BEGIN PROVIDED DATA

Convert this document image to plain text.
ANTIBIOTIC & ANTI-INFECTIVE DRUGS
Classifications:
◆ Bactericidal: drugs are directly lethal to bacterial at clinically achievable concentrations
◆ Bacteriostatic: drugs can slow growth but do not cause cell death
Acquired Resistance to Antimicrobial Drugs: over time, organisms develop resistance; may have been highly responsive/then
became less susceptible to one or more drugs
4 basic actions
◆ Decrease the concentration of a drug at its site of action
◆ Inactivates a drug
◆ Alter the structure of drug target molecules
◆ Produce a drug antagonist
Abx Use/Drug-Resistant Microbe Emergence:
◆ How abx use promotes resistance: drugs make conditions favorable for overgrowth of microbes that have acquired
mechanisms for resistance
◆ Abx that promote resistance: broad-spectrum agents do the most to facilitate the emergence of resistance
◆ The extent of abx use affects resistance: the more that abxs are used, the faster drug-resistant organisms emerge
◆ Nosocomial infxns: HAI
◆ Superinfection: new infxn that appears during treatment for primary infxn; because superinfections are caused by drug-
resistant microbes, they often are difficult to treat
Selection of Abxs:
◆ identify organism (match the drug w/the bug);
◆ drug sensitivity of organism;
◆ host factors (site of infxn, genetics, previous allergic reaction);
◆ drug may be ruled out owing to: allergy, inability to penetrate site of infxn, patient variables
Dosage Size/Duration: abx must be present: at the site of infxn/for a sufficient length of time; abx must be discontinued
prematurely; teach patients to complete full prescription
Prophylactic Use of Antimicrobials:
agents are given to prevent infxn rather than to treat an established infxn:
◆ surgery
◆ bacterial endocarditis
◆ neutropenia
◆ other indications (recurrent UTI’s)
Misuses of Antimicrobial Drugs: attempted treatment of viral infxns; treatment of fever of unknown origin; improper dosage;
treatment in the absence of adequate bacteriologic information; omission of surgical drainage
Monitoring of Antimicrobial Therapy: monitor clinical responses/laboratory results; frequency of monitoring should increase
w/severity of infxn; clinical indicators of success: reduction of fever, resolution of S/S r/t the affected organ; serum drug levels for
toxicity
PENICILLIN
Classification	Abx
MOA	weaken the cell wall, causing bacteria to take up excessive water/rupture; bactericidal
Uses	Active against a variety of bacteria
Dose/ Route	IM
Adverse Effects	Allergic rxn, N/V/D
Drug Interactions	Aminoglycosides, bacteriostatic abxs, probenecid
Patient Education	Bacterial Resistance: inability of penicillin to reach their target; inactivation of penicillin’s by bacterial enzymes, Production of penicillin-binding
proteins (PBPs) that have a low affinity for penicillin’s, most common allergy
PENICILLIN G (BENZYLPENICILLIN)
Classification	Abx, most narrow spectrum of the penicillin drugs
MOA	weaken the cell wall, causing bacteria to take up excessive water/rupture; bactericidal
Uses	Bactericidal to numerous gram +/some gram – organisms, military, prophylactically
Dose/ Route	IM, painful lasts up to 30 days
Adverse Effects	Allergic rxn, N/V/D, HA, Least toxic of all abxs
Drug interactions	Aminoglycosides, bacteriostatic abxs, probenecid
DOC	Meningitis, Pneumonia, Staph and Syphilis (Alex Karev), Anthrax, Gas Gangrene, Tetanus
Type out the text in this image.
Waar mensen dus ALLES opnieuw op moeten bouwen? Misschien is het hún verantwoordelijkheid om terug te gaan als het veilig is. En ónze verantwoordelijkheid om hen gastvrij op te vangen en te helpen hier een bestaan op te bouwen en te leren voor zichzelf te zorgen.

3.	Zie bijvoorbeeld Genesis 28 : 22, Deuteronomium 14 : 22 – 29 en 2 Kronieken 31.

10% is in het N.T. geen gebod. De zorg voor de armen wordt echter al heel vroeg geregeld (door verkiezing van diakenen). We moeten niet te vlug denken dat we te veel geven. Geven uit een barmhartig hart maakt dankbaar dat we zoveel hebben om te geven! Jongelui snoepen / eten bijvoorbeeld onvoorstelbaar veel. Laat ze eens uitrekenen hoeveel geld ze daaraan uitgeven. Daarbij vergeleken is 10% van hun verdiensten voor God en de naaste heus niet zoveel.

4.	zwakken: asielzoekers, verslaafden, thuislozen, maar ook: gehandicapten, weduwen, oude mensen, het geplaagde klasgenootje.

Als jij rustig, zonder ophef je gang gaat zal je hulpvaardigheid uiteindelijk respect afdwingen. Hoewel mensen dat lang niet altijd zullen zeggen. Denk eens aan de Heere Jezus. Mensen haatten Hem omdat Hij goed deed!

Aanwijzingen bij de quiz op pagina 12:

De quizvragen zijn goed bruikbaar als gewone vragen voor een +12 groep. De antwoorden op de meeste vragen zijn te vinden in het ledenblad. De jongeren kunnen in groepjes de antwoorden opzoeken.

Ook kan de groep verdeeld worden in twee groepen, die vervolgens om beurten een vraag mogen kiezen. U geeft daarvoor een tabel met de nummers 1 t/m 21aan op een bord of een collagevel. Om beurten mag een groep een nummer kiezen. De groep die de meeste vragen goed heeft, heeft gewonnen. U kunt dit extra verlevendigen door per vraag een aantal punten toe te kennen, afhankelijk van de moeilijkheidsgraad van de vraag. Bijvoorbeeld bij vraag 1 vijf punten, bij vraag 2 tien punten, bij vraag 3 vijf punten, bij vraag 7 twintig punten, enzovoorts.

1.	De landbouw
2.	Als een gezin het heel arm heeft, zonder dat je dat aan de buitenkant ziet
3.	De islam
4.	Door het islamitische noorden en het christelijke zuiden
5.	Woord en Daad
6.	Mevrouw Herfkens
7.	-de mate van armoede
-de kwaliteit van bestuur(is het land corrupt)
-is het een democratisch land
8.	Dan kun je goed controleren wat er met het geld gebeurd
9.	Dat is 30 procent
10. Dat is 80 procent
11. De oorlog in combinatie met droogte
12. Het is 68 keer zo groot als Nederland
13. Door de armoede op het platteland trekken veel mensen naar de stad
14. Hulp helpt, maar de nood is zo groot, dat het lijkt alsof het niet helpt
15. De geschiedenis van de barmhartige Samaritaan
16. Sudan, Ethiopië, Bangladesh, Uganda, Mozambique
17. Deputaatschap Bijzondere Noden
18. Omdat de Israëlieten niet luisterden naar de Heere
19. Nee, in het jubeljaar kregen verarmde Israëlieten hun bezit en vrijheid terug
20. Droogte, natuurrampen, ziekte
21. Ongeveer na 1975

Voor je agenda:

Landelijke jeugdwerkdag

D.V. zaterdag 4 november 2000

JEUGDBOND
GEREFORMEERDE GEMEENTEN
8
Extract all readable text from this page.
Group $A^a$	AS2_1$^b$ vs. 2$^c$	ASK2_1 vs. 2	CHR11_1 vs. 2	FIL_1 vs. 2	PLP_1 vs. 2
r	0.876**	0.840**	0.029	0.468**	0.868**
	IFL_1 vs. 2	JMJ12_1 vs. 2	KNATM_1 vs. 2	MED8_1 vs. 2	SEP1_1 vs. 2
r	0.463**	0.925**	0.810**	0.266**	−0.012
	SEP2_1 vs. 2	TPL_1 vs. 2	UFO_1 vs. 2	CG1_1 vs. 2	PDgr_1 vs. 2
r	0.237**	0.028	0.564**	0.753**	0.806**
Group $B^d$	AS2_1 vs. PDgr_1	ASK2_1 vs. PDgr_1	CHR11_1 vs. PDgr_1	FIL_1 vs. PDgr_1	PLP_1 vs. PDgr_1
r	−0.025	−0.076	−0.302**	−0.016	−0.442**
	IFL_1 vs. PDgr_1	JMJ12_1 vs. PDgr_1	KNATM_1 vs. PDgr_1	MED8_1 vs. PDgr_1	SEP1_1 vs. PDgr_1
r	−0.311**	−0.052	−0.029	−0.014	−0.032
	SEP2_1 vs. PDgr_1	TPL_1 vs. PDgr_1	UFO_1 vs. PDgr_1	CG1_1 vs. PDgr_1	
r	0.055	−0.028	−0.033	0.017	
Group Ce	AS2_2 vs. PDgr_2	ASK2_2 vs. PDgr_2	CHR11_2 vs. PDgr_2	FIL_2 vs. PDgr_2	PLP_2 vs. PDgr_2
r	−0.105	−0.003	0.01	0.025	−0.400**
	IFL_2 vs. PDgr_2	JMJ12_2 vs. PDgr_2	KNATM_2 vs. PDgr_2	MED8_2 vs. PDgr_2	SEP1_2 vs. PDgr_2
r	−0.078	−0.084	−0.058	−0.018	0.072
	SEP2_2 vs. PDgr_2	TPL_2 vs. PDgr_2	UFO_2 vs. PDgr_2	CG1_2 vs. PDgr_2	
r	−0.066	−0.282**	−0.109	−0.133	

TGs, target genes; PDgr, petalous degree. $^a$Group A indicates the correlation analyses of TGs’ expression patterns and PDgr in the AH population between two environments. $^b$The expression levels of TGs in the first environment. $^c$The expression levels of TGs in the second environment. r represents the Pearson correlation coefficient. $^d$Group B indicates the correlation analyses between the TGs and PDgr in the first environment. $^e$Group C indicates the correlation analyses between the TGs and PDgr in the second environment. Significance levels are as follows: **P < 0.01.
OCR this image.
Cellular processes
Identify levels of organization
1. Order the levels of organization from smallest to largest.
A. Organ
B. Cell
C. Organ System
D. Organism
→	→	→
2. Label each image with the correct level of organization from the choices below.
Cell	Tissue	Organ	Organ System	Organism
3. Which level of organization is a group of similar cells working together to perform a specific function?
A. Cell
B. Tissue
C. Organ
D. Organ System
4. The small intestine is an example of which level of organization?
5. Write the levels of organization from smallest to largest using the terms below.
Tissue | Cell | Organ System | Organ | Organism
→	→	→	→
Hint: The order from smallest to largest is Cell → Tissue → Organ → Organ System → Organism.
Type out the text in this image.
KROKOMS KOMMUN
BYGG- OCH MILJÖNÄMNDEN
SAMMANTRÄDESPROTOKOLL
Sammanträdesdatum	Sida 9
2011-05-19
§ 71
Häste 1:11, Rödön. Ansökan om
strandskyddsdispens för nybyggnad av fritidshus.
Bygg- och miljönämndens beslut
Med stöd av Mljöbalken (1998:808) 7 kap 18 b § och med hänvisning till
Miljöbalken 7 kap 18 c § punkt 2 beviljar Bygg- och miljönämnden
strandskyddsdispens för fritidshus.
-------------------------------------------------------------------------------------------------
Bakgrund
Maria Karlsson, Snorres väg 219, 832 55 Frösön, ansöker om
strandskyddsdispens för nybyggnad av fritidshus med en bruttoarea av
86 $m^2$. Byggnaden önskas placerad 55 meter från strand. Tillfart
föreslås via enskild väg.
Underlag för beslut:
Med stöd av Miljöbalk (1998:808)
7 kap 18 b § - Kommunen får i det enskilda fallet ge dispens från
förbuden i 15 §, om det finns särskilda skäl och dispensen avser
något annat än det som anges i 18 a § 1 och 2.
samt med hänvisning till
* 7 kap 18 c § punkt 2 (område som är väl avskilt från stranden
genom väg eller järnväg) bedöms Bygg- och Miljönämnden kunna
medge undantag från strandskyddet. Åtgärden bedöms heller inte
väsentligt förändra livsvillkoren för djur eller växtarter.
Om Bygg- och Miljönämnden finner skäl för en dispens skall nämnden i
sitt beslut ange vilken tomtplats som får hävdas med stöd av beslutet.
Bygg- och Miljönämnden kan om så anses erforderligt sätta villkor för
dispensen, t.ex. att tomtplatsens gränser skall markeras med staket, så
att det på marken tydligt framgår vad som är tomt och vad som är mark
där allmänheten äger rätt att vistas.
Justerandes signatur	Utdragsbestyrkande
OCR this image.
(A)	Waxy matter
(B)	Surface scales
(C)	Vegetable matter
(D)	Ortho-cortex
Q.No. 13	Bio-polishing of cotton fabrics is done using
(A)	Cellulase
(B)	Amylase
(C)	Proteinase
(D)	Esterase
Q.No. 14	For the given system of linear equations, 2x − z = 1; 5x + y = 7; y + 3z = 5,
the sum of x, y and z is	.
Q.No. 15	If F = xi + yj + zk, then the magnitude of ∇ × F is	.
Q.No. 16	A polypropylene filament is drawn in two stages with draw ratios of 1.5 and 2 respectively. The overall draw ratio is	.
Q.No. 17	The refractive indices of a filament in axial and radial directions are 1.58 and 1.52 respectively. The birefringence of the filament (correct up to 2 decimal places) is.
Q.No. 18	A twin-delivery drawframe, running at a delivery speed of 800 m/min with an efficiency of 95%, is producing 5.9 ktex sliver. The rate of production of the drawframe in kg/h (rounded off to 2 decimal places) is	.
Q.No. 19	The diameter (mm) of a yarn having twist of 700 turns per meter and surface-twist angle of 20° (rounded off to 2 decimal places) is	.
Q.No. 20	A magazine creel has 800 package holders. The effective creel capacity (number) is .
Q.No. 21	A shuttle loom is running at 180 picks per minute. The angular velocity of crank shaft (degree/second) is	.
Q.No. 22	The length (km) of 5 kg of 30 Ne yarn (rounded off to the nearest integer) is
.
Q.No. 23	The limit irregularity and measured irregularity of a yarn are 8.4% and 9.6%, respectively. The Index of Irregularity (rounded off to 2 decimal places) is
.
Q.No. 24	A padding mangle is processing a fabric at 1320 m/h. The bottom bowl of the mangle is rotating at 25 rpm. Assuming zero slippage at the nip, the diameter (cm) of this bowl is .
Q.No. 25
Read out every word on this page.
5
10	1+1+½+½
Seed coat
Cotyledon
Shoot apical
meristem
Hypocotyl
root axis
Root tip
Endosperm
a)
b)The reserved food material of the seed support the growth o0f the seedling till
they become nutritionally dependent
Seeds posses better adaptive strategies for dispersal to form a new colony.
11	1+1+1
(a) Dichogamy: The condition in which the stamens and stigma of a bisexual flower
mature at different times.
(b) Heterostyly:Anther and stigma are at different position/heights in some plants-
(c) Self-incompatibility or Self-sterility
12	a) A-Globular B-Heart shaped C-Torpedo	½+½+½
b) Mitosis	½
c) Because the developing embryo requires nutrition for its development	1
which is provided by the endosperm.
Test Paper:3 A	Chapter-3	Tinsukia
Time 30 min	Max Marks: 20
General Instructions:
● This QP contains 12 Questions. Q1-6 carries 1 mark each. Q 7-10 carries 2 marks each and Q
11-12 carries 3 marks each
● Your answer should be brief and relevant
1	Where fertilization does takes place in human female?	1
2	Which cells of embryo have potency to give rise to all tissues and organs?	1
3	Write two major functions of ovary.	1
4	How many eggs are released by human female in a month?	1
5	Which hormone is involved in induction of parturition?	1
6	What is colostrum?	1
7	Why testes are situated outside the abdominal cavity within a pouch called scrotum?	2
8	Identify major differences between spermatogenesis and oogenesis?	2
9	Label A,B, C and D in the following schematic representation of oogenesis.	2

END PROVIDED DATA

- **YOUR GOAL**
Copy out each line of the records where the word "maar" appears.

- **ANSWER TO THIS PROBLEM**
4.	zwakken: asielzoekers, verslaafden, thuislozen, maar ook: gehandicapten, weduwen, oude mensen, het geplaagde klasgenootje.
14. Hulp helpt, maar de nood is zo groot, dat het lijkt alsof het niet helpt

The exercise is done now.